— REQUIRED TASK —
Which lines hold the word "this"? Copy each of them.

— RECORDS FOR PROCESSING —

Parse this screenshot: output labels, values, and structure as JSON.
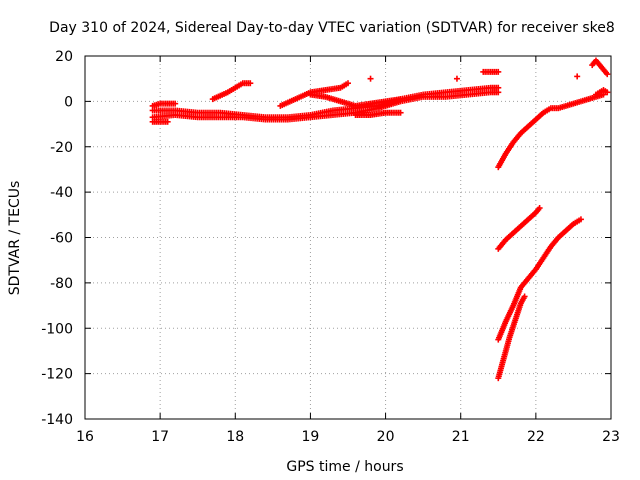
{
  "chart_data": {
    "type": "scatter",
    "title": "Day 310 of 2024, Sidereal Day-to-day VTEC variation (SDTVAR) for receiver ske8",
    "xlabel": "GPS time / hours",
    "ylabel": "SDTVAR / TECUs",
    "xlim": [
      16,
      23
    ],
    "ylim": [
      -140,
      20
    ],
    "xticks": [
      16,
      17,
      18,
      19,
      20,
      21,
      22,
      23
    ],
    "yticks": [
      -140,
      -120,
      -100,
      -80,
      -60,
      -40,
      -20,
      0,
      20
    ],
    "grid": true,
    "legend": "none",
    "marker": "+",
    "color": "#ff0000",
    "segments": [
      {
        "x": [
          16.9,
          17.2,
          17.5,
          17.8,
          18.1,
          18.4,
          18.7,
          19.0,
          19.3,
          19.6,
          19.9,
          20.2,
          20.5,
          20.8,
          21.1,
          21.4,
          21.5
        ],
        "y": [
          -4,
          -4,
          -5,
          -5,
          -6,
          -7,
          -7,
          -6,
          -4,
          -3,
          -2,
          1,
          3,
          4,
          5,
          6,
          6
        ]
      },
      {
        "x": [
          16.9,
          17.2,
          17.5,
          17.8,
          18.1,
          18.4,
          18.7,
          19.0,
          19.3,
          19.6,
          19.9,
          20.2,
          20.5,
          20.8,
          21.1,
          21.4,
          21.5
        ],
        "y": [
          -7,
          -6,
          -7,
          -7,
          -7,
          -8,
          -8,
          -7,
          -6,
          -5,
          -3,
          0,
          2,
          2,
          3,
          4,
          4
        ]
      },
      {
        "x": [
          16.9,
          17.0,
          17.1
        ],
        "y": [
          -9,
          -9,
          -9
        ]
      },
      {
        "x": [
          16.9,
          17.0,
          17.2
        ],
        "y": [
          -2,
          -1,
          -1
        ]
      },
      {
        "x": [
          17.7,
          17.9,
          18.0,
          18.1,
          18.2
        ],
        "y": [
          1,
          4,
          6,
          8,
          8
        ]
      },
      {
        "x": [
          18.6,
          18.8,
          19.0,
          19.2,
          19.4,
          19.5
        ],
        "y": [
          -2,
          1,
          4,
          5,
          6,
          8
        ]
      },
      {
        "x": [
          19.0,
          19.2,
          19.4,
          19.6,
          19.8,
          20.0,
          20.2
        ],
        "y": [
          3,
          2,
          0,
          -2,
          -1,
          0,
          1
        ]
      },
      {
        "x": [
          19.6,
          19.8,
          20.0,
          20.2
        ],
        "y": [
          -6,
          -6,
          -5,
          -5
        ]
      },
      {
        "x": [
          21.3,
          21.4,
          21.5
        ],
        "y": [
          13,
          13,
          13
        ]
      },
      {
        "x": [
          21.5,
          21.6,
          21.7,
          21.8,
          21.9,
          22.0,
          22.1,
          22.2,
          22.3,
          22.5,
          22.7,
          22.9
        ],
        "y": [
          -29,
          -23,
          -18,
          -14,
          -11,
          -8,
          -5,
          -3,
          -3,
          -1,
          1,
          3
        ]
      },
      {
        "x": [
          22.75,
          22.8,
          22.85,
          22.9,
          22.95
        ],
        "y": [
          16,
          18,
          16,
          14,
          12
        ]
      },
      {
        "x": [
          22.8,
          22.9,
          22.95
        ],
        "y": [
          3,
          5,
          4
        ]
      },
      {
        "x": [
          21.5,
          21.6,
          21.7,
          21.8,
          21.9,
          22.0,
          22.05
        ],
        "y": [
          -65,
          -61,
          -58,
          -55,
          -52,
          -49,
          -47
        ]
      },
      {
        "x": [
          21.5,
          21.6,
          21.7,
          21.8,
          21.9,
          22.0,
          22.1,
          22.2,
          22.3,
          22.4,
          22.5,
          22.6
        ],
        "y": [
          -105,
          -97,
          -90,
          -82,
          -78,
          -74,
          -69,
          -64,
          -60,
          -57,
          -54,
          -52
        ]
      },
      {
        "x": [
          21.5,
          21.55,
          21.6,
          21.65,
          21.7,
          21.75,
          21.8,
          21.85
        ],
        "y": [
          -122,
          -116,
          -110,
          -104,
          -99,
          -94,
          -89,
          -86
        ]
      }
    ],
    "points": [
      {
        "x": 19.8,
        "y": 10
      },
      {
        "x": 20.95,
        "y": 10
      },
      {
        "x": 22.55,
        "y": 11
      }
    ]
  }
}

--

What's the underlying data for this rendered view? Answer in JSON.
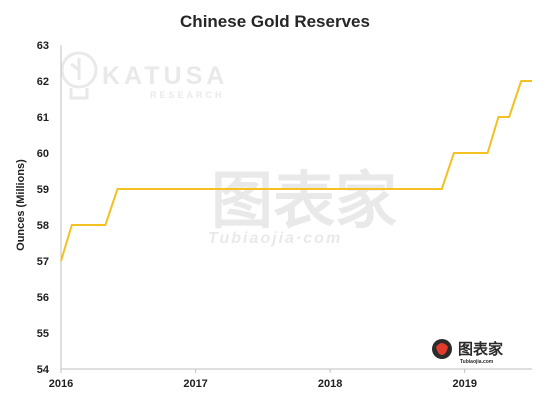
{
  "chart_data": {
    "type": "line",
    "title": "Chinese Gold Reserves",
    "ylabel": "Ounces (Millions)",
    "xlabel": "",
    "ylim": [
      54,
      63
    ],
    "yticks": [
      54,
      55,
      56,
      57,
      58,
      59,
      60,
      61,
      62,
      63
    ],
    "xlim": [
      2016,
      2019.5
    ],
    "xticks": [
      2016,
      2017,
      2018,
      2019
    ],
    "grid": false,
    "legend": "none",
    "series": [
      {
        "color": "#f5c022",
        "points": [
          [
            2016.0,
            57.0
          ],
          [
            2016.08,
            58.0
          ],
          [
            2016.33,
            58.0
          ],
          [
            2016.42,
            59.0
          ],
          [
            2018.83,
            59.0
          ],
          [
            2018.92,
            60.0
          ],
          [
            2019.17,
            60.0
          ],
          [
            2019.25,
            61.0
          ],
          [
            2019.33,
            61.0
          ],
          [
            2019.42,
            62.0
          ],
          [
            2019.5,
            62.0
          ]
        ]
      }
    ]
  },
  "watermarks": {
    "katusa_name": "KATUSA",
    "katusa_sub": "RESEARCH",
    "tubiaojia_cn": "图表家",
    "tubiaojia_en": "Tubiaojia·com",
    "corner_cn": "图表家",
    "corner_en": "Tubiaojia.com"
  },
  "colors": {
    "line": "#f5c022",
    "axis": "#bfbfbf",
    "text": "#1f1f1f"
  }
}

— FULL SOLUTION —
Parse this screenshot: output labels, values, and structure as JSON.
What's the underlying data for this rendered view? Answer in JSON.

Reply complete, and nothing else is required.